## WORK TO BE COMPLETED
Rewrite the material starting at the line containing "Bar [86, 220, 88, 262]" and ending at the line containing "Bar [339, 190, 342, 262]", changing "Bar" to "Column" and leaving everything else unchanged.

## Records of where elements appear
····················

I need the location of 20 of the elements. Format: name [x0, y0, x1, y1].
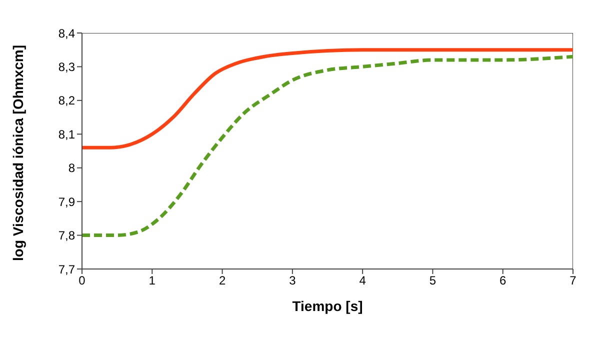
- y-tick-label: 8: [68, 161, 76, 176]
- x-tick-label: 3: [289, 274, 296, 288]
- y-tick-label: 7,9: [58, 194, 76, 209]
- y-tick-label: 8,2: [58, 94, 76, 108]
- y-tick-label: 8,3: [58, 60, 76, 74]
- y-tick-label: 7,8: [58, 228, 76, 243]
- x-tick-label: 7: [570, 274, 577, 288]
- y-tick-label: 8,4: [58, 26, 76, 40]
- y-tick-label: 8,1: [58, 127, 76, 142]
- x-tick-label: 0: [78, 274, 86, 288]
- x-axis-title: Tiempo [s]: [292, 298, 363, 314]
- x-tick-label: 4: [359, 274, 366, 288]
- x-tick-label: 6: [500, 274, 507, 288]
- y-tick-label: 7,7: [58, 262, 76, 276]
- line-series: [82, 48, 573, 150]
- line-series: [82, 54, 573, 238]
- y-axis-title: log Viscosidad iónica [Ohmxcm]: [10, 44, 26, 261]
- x-tick-label: 2: [218, 274, 226, 288]
- x-tick-label: 1: [148, 274, 156, 288]
- x-tick-label: 5: [429, 274, 436, 288]
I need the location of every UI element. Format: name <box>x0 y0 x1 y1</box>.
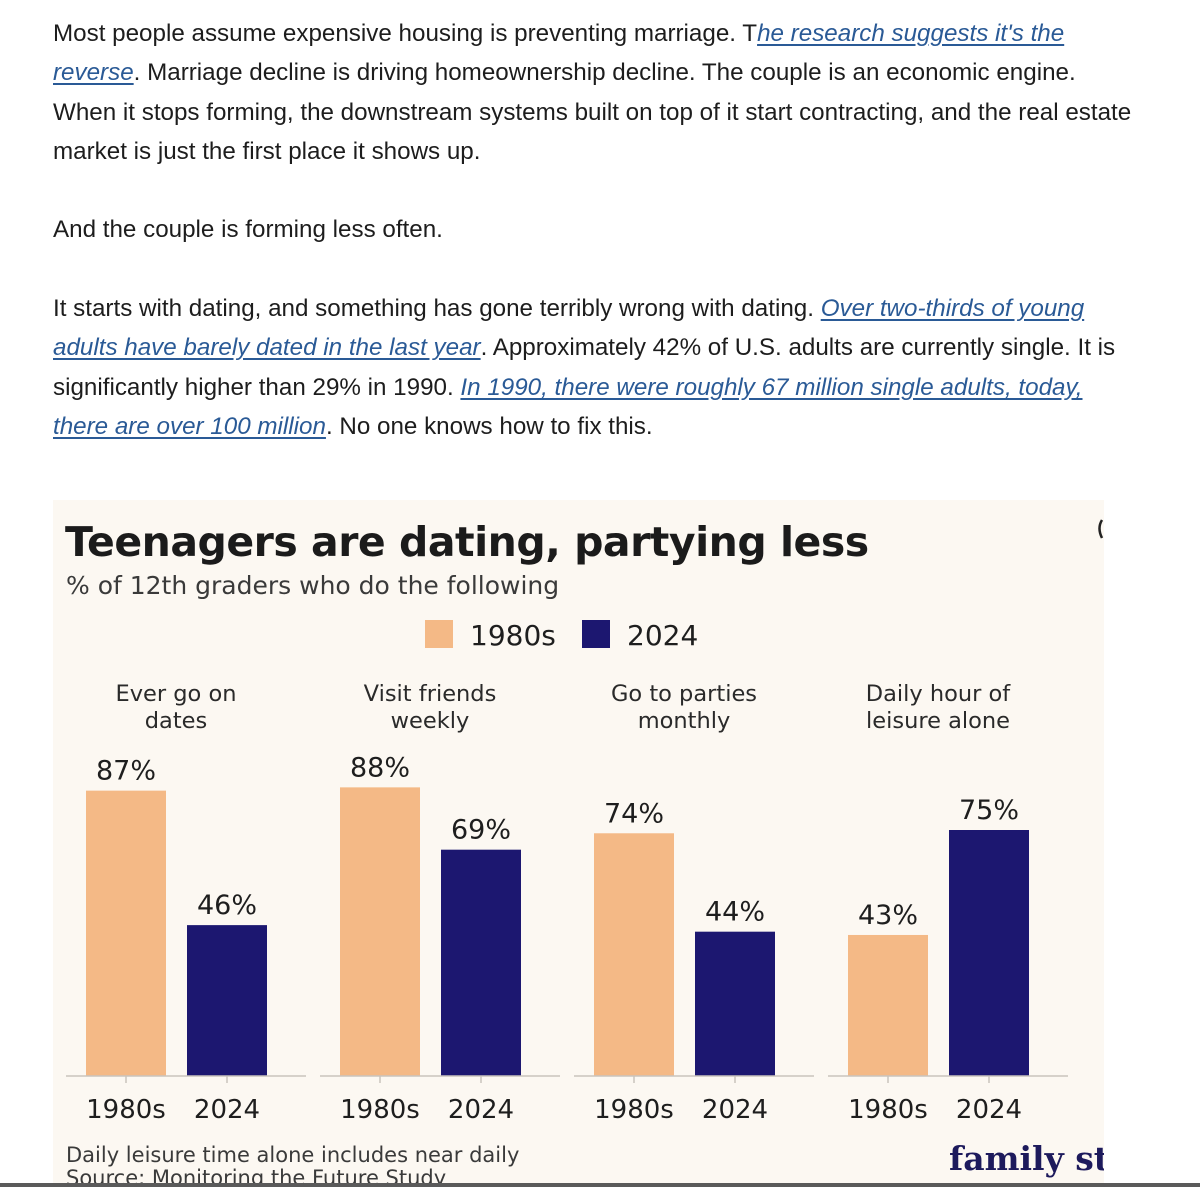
paragraph-text: . No one knows how to fix this. <box>325 412 653 440</box>
group-label: Ever go on <box>115 681 236 707</box>
article-body: Most people assume expensive housing is … <box>53 14 1143 486</box>
bar-1980s <box>594 833 674 1076</box>
bar-2024 <box>695 931 775 1076</box>
legend-swatch-2024 <box>582 620 610 648</box>
page-bottom-border <box>0 1183 1200 1187</box>
bar-1980s <box>848 934 928 1076</box>
paragraph-couple: And the couple is forming less often. <box>53 216 443 244</box>
family-studies-logo: family studies <box>949 1139 1104 1178</box>
chart-subtitle: % of 12th graders who do the following <box>66 571 559 600</box>
chart-legend: 1980s 2024 <box>425 619 698 652</box>
bar-2024 <box>441 849 521 1076</box>
paragraph-text: . Approximately 42% of U.S. adults are c… <box>53 334 1116 401</box>
x-tick-label: 2024 <box>956 1095 1022 1125</box>
bar-1980s <box>86 790 166 1076</box>
bar-1980s <box>340 787 420 1076</box>
paragraph-text: Most people assume expensive housing is … <box>53 20 758 47</box>
paragraph-text: It starts with dating, and something has… <box>53 295 821 323</box>
chart-note: Daily leisure time alone includes near d… <box>66 1143 519 1167</box>
legend-swatch-1980s <box>425 620 453 648</box>
group-label: leisure alone <box>866 708 1010 734</box>
group-label: Go to parties <box>611 681 757 707</box>
single-adults-link[interactable]: In 1990, there were roughly 67 million s… <box>53 373 1083 440</box>
x-tick-label: 1980s <box>594 1095 674 1125</box>
value-label: 88% <box>350 752 410 783</box>
value-label: 74% <box>604 798 664 829</box>
bar-chart: Teenagers are dating, partying less % of… <box>65 518 1104 1187</box>
paragraph-text: . Marriage decline is driving homeowners… <box>53 59 1132 165</box>
cropped-glyph-mark <box>1098 519 1104 539</box>
group-label: Daily hour of <box>866 681 1012 707</box>
group-label: monthly <box>638 708 731 734</box>
research-link[interactable]: he research suggests it's the reverse <box>53 20 1065 87</box>
value-label: 75% <box>959 795 1019 826</box>
group-label: dates <box>145 708 207 734</box>
bar-2024 <box>949 830 1029 1076</box>
x-tick-label: 1980s <box>848 1095 928 1125</box>
legend-label-2024: 2024 <box>627 619 698 652</box>
value-label: 69% <box>451 815 511 846</box>
x-tick-label: 2024 <box>702 1095 768 1125</box>
chart-card: Teenagers are dating, partying less % of… <box>53 500 1104 1187</box>
legend-label-1980s: 1980s <box>470 619 556 652</box>
value-label: 43% <box>858 900 918 931</box>
dating-survey-link[interactable]: Over two-thirds of young adults have bar… <box>53 295 1085 362</box>
value-label: 87% <box>96 756 156 787</box>
paragraph-dating: It starts with dating, and something has… <box>53 289 1143 446</box>
chart-source: Source: Monitoring the Future Study <box>66 1166 446 1187</box>
x-tick-label: 1980s <box>340 1095 420 1125</box>
paragraph-housing: Most people assume expensive housing is … <box>53 14 1143 171</box>
x-tick-label: 2024 <box>194 1095 260 1125</box>
x-tick-label: 1980s <box>86 1095 166 1125</box>
group-label: Visit friends <box>364 681 497 707</box>
value-label: 46% <box>197 890 257 921</box>
bar-2024 <box>187 925 267 1076</box>
value-label: 44% <box>705 897 765 928</box>
x-tick-label: 2024 <box>448 1095 514 1125</box>
chart-title: Teenagers are dating, partying less <box>65 518 869 566</box>
group-label: weekly <box>391 708 470 734</box>
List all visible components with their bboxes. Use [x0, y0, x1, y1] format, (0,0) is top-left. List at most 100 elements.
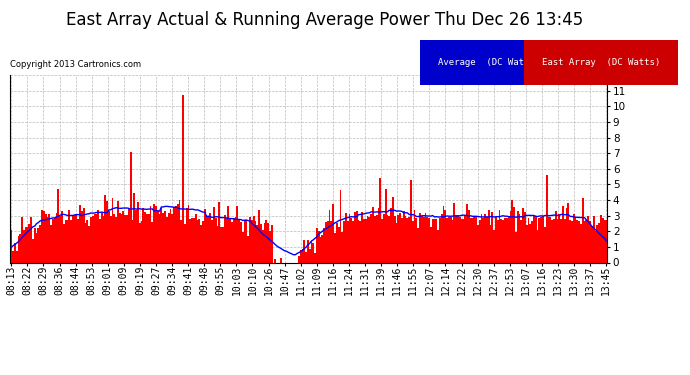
Bar [86, 220, 88, 262]
Bar [433, 219, 435, 262]
Bar [113, 214, 115, 262]
Bar [298, 256, 299, 262]
Bar [104, 195, 106, 262]
Bar [365, 219, 366, 262]
Bar [551, 220, 553, 262]
Bar [374, 216, 375, 262]
Bar [17, 236, 19, 262]
Bar [270, 225, 273, 262]
Bar [522, 208, 524, 262]
Bar [417, 228, 419, 262]
Bar [435, 219, 437, 262]
Bar [195, 214, 197, 262]
Bar [386, 215, 388, 262]
Bar [34, 228, 36, 262]
Bar [66, 220, 68, 262]
Bar [112, 198, 113, 262]
Bar [333, 204, 334, 262]
Bar [70, 220, 72, 262]
Bar [132, 220, 133, 262]
Bar [578, 221, 580, 262]
Bar [339, 190, 342, 262]
Bar [101, 213, 103, 262]
Bar [37, 228, 39, 262]
Bar [14, 243, 16, 262]
Bar [573, 214, 575, 262]
Bar [415, 217, 417, 262]
Text: East Array  (DC Watts): East Array (DC Watts) [542, 58, 660, 67]
Bar [188, 206, 189, 262]
Bar [72, 215, 74, 262]
Bar [546, 174, 548, 262]
Bar [242, 232, 244, 262]
Bar [537, 230, 538, 262]
Bar [222, 227, 224, 262]
Bar [475, 217, 477, 262]
Bar [421, 216, 423, 262]
Bar [304, 240, 305, 262]
Bar [423, 217, 424, 262]
Bar [450, 217, 452, 262]
Bar [146, 214, 148, 262]
Bar [59, 216, 61, 262]
Bar [343, 221, 345, 262]
Text: Copyright 2013 Cartronics.com: Copyright 2013 Cartronics.com [10, 60, 141, 69]
Bar [375, 215, 377, 262]
Bar [455, 215, 457, 262]
Bar [542, 216, 544, 262]
Bar [470, 217, 471, 262]
Bar [75, 214, 77, 262]
Bar [108, 211, 110, 262]
Bar [27, 228, 28, 262]
Bar [408, 217, 410, 262]
Bar [557, 219, 558, 262]
Bar [251, 220, 253, 262]
Bar [307, 240, 308, 262]
Bar [218, 202, 220, 262]
Bar [180, 220, 182, 262]
Bar [83, 208, 84, 262]
Bar [171, 213, 173, 262]
Bar [21, 217, 23, 262]
Bar [43, 211, 45, 262]
Bar [103, 216, 104, 262]
Bar [322, 236, 323, 262]
Bar [484, 214, 486, 262]
Bar [256, 225, 258, 262]
Bar [191, 219, 193, 262]
Bar [504, 218, 506, 262]
Bar [264, 223, 266, 262]
Bar [548, 217, 549, 262]
Bar [128, 209, 130, 262]
Bar [571, 221, 573, 262]
Bar [117, 201, 119, 262]
Bar [582, 198, 584, 262]
Bar [401, 217, 403, 262]
Bar [262, 230, 264, 262]
Bar [200, 225, 202, 262]
Bar [428, 218, 430, 262]
Bar [348, 214, 351, 262]
Bar [471, 218, 473, 262]
Bar [479, 220, 481, 262]
Bar [605, 220, 607, 262]
Bar [16, 252, 17, 262]
Bar [94, 214, 95, 262]
Bar [305, 252, 307, 262]
Bar [177, 204, 179, 262]
Bar [569, 220, 571, 262]
Bar [189, 219, 191, 262]
Bar [260, 224, 262, 262]
Bar [213, 207, 215, 262]
Bar [121, 214, 123, 262]
Bar [144, 213, 146, 262]
Bar [155, 206, 157, 262]
Bar [186, 209, 188, 262]
Bar [275, 259, 276, 262]
Bar [313, 243, 314, 262]
Bar [400, 213, 401, 262]
Bar [137, 202, 139, 262]
Bar [558, 214, 560, 262]
Bar [206, 214, 208, 262]
Bar [215, 218, 217, 262]
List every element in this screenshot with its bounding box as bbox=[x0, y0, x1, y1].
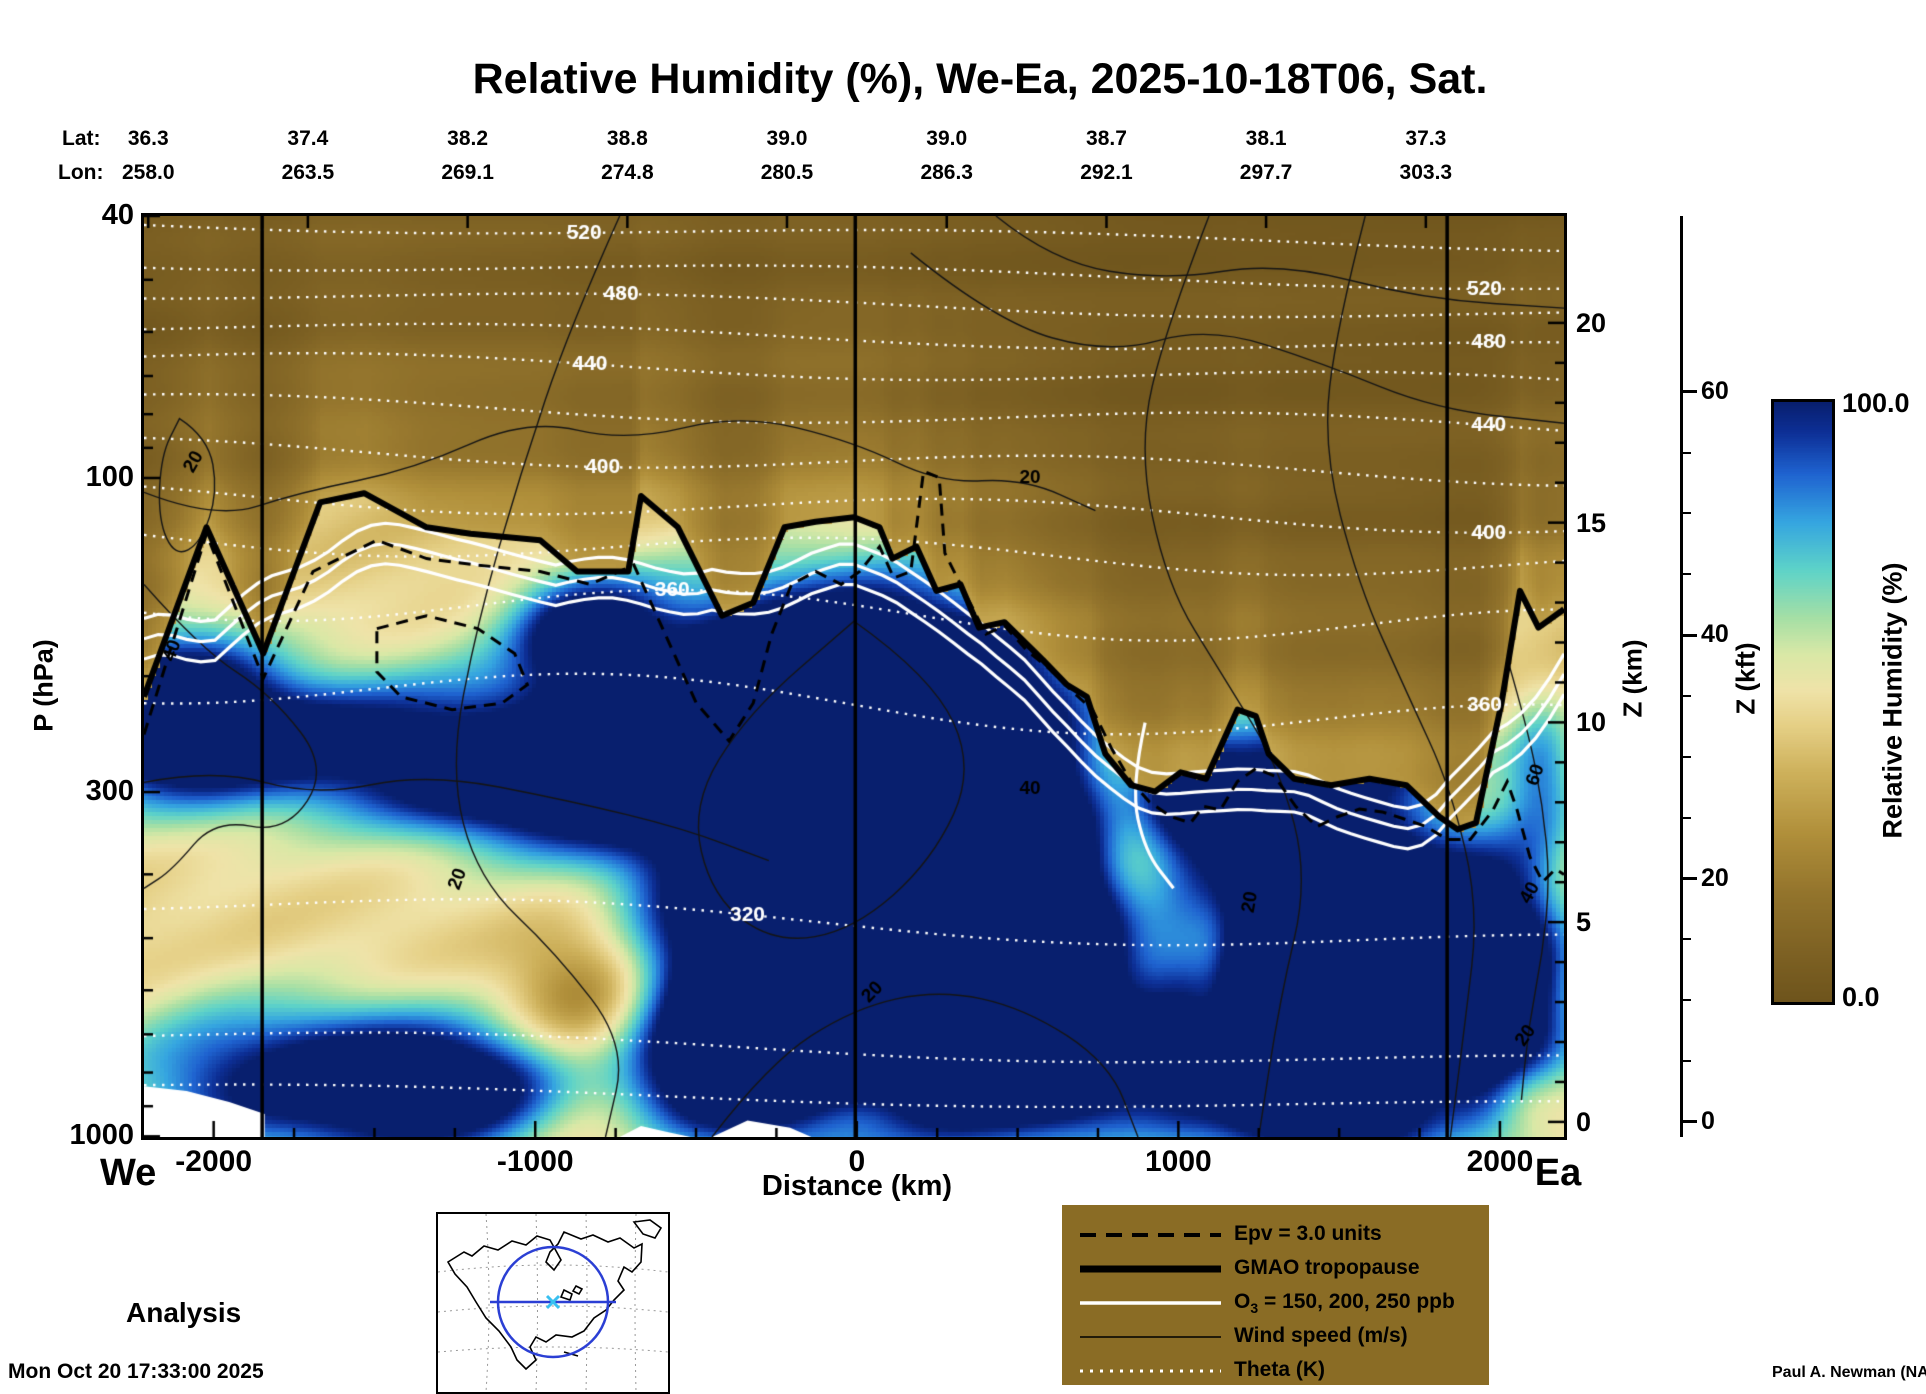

····················

## COMPLETE OUTPUT
Column [86, 220, 88, 262]
Column [433, 219, 435, 262]
Column [113, 214, 115, 262]
Column [298, 256, 299, 262]
Column [104, 195, 106, 262]
Column [365, 219, 366, 262]
Column [551, 220, 553, 262]
Column [374, 216, 375, 262]
Column [17, 236, 19, 262]
Column [270, 225, 273, 262]
Column [522, 208, 524, 262]
Column [417, 228, 419, 262]
Column [435, 219, 437, 262]
Column [195, 214, 197, 262]
Column [386, 215, 388, 262]
Column [34, 228, 36, 262]
Column [66, 220, 68, 262]
Column [112, 198, 113, 262]
Column [333, 204, 334, 262]
Column [70, 220, 72, 262]
Column [132, 220, 133, 262]
Column [578, 221, 580, 262]
Column [339, 190, 342, 262]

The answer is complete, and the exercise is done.